** TASK STATEMENT **
Return all lines in the material below that contain "chevron".

** DATA SECTION **
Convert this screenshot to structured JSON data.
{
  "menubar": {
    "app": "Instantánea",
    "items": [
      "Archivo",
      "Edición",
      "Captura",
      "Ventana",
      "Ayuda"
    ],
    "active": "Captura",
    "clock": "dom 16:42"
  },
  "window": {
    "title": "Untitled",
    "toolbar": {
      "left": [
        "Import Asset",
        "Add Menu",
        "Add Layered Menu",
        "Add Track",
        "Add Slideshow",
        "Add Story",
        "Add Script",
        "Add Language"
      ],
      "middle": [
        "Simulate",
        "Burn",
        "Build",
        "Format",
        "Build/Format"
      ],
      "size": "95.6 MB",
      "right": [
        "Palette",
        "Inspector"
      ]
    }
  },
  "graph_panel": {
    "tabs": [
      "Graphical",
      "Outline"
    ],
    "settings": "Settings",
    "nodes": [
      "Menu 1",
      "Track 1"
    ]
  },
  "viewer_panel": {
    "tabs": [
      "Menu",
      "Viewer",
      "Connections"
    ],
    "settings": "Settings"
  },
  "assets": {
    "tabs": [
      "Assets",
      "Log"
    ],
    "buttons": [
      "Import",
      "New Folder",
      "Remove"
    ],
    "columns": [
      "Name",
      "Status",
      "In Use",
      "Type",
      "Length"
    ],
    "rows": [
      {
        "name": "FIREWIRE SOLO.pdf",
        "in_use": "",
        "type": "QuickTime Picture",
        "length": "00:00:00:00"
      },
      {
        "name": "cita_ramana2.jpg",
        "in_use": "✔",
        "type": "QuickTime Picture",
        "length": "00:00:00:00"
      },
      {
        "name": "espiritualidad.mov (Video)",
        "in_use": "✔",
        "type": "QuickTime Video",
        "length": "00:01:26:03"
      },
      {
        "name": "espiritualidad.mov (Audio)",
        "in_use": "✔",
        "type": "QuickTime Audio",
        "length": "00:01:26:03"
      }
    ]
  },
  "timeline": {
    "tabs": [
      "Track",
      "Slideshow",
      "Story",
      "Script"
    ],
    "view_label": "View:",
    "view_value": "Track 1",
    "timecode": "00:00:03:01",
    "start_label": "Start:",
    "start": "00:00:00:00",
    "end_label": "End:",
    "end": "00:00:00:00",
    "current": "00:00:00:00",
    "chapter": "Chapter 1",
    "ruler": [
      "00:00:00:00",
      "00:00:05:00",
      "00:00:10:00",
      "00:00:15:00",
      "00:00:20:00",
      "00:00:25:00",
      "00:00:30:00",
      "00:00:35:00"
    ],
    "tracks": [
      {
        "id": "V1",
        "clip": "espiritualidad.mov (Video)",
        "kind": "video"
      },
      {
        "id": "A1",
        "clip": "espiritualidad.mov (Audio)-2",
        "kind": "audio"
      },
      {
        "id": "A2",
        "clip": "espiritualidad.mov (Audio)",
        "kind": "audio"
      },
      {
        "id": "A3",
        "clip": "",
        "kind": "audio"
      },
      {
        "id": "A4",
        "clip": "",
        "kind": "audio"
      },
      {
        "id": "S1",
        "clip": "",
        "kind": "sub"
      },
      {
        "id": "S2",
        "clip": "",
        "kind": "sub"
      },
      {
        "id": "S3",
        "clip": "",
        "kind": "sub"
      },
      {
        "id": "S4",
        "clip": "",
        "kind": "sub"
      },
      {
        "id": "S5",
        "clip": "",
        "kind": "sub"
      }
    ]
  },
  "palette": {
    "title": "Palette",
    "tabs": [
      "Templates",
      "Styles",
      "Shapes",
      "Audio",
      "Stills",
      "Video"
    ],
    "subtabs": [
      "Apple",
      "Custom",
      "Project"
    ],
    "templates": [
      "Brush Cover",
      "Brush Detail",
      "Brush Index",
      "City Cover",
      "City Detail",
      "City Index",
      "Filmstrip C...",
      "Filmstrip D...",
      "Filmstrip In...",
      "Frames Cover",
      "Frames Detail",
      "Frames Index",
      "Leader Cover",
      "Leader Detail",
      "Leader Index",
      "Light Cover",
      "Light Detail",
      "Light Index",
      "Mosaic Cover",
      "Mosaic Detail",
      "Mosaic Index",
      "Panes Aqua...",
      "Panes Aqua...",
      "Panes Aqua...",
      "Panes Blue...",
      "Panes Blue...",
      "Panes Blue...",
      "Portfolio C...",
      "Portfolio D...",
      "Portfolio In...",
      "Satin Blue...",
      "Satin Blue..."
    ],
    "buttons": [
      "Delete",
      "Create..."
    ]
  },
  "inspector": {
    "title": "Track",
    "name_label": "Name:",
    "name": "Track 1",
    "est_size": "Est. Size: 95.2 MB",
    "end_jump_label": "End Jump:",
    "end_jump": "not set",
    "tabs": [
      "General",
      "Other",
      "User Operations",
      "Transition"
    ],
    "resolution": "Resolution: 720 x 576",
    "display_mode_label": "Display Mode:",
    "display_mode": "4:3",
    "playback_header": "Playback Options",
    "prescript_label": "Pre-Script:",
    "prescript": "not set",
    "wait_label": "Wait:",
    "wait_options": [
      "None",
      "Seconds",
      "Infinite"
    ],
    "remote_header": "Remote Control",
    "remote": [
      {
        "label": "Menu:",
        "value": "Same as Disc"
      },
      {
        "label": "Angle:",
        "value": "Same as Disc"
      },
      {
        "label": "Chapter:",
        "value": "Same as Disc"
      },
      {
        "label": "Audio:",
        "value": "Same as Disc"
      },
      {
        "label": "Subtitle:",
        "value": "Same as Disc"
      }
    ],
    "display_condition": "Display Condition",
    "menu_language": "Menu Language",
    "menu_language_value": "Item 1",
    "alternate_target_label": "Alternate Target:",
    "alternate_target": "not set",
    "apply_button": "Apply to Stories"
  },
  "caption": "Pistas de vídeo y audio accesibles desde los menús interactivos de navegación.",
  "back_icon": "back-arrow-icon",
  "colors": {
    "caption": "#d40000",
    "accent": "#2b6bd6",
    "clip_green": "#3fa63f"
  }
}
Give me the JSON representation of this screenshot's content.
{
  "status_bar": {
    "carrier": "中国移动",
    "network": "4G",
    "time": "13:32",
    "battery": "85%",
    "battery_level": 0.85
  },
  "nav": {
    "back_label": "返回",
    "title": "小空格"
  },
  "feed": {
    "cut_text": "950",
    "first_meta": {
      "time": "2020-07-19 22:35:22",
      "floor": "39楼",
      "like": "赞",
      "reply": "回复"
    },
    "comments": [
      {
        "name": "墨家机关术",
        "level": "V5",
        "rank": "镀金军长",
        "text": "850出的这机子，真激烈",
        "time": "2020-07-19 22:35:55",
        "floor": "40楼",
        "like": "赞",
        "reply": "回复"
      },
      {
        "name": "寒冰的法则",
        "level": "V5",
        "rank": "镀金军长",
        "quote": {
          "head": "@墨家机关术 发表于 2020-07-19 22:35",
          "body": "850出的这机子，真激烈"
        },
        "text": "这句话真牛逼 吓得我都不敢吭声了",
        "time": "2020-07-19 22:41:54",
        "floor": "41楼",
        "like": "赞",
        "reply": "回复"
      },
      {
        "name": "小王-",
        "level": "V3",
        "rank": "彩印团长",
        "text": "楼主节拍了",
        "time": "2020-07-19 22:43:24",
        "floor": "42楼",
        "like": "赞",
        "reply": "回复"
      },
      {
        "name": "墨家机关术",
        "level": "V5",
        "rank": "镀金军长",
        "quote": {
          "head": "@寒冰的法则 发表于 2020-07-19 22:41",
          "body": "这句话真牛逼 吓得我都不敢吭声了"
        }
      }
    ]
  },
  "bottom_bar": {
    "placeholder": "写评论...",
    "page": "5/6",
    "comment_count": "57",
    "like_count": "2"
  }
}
...
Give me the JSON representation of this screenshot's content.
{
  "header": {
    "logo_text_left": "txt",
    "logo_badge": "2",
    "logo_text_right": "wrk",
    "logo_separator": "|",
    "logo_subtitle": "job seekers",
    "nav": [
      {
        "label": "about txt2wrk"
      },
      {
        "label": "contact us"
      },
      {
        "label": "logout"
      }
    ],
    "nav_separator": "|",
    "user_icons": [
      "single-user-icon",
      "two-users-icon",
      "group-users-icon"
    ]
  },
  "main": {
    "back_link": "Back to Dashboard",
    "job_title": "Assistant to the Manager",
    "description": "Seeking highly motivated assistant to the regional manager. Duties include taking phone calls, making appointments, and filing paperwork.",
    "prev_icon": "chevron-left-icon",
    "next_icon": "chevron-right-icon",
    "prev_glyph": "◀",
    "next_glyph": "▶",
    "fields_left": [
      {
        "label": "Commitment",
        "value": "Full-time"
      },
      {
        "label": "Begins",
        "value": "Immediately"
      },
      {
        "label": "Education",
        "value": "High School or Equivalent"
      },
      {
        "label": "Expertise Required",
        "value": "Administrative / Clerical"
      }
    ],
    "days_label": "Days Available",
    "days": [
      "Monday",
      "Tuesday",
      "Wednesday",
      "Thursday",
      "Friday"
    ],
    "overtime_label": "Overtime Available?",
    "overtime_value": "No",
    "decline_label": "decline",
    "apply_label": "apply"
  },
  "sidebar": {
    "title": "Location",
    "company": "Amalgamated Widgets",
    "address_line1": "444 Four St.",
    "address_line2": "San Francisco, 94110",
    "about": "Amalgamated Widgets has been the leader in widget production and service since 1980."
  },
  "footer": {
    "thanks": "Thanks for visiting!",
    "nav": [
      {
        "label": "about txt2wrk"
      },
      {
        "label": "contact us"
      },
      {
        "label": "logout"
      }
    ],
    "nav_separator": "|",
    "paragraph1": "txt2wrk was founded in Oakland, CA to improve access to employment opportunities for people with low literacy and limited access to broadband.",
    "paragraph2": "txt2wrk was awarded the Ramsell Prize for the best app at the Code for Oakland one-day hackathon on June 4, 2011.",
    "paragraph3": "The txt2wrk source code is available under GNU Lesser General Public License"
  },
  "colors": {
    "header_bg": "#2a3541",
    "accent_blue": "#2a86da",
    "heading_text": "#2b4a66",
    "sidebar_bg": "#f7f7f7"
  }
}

** SOLUTION TO THIS TASK **
    "prev_icon": "chevron-left-icon",
    "next_icon": "chevron-right-icon",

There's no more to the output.